• [WHAT IS EXPECTED]
Images embedded in the records are excluded; print everything else exactly as given.

• [THE RECORDS]
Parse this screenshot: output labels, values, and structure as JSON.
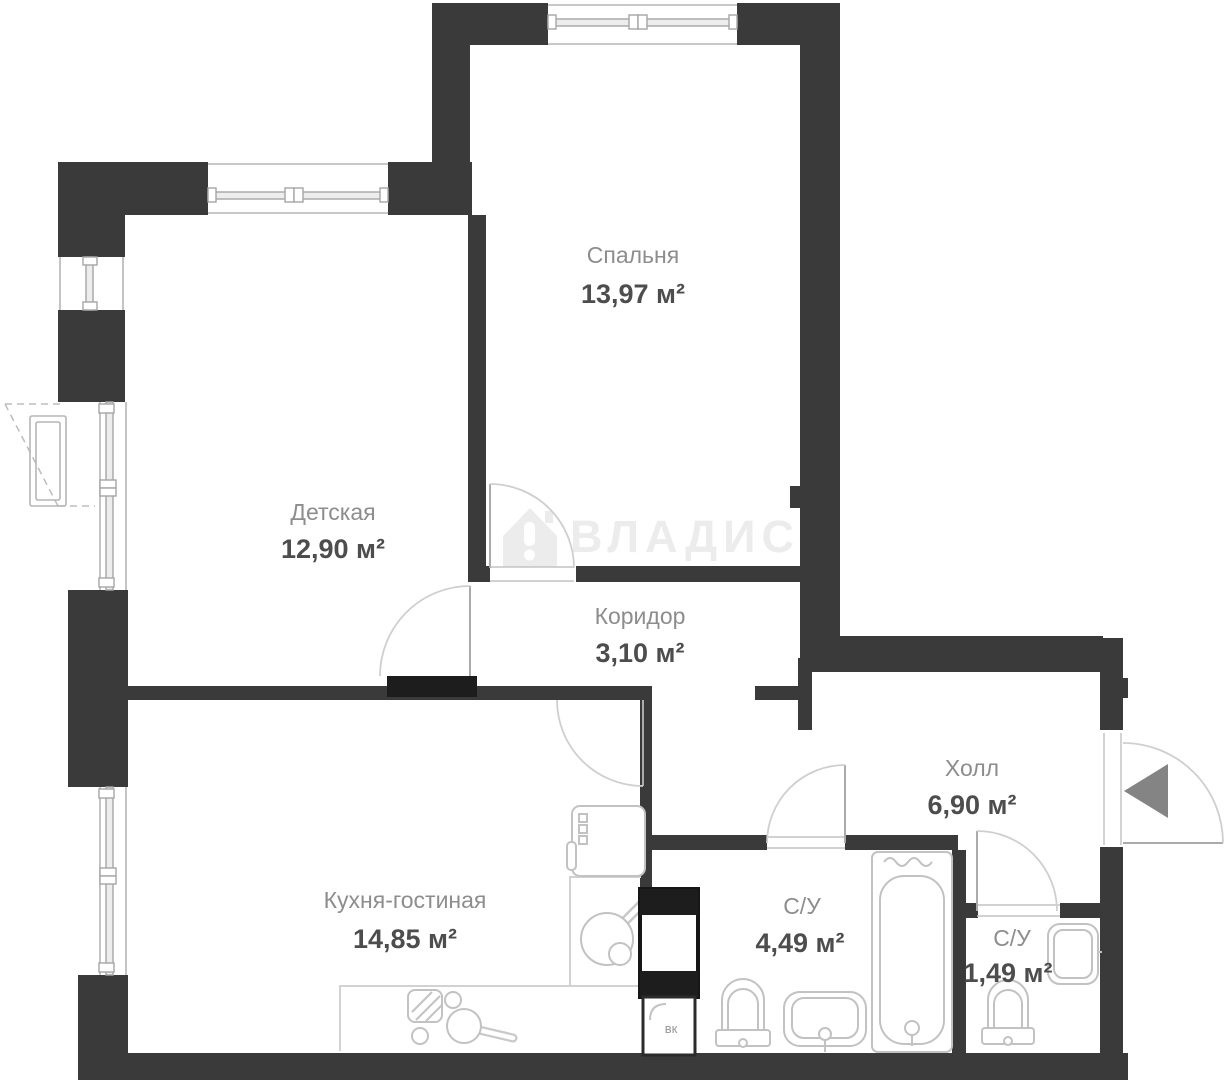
{
  "watermark": {
    "text": "ВЛАДИС"
  },
  "rooms": [
    {
      "name": "Спальня",
      "area": "13,97 м²"
    },
    {
      "name": "Детская",
      "area": "12,90 м²"
    },
    {
      "name": "Коридор",
      "area": "3,10 м²"
    },
    {
      "name": "Холл",
      "area": "6,90 м²"
    },
    {
      "name": "Кухня-гостиная",
      "area": "14,85 м²"
    },
    {
      "name": "С/У",
      "area": "4,49 м²"
    },
    {
      "name": "С/У",
      "area": "1,49 м²"
    }
  ],
  "shaft": {
    "label": "вк"
  },
  "colors": {
    "wall": "#3a3a3a",
    "threshold": "#1d1d1d",
    "fixture": "#c2c2c2",
    "door_arc": "#cfcfcf",
    "label": "#8d8d8d",
    "value": "#4d4d4d",
    "watermark": "#ececec",
    "entrance_arrow": "#848484"
  }
}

• [RESPONSE TO THIS EXERCISE]
Parse this screenshot: output labels, values, and structure as JSON.
{
  "watermark": {
    "text": "ВЛАДИС"
  },
  "rooms": [
    {
      "name": "Спальня",
      "area": "13,97 м²"
    },
    {
      "name": "Детская",
      "area": "12,90 м²"
    },
    {
      "name": "Коридор",
      "area": "3,10 м²"
    },
    {
      "name": "Холл",
      "area": "6,90 м²"
    },
    {
      "name": "Кухня-гостиная",
      "area": "14,85 м²"
    },
    {
      "name": "С/У",
      "area": "4,49 м²"
    },
    {
      "name": "С/У",
      "area": "1,49 м²"
    }
  ],
  "shaft": {
    "label": "вк"
  },
  "colors": {
    "wall": "#3a3a3a",
    "threshold": "#1d1d1d",
    "fixture": "#c2c2c2",
    "door_arc": "#cfcfcf",
    "label": "#8d8d8d",
    "value": "#4d4d4d",
    "watermark": "#ececec",
    "entrance_arrow": "#848484"
  }
}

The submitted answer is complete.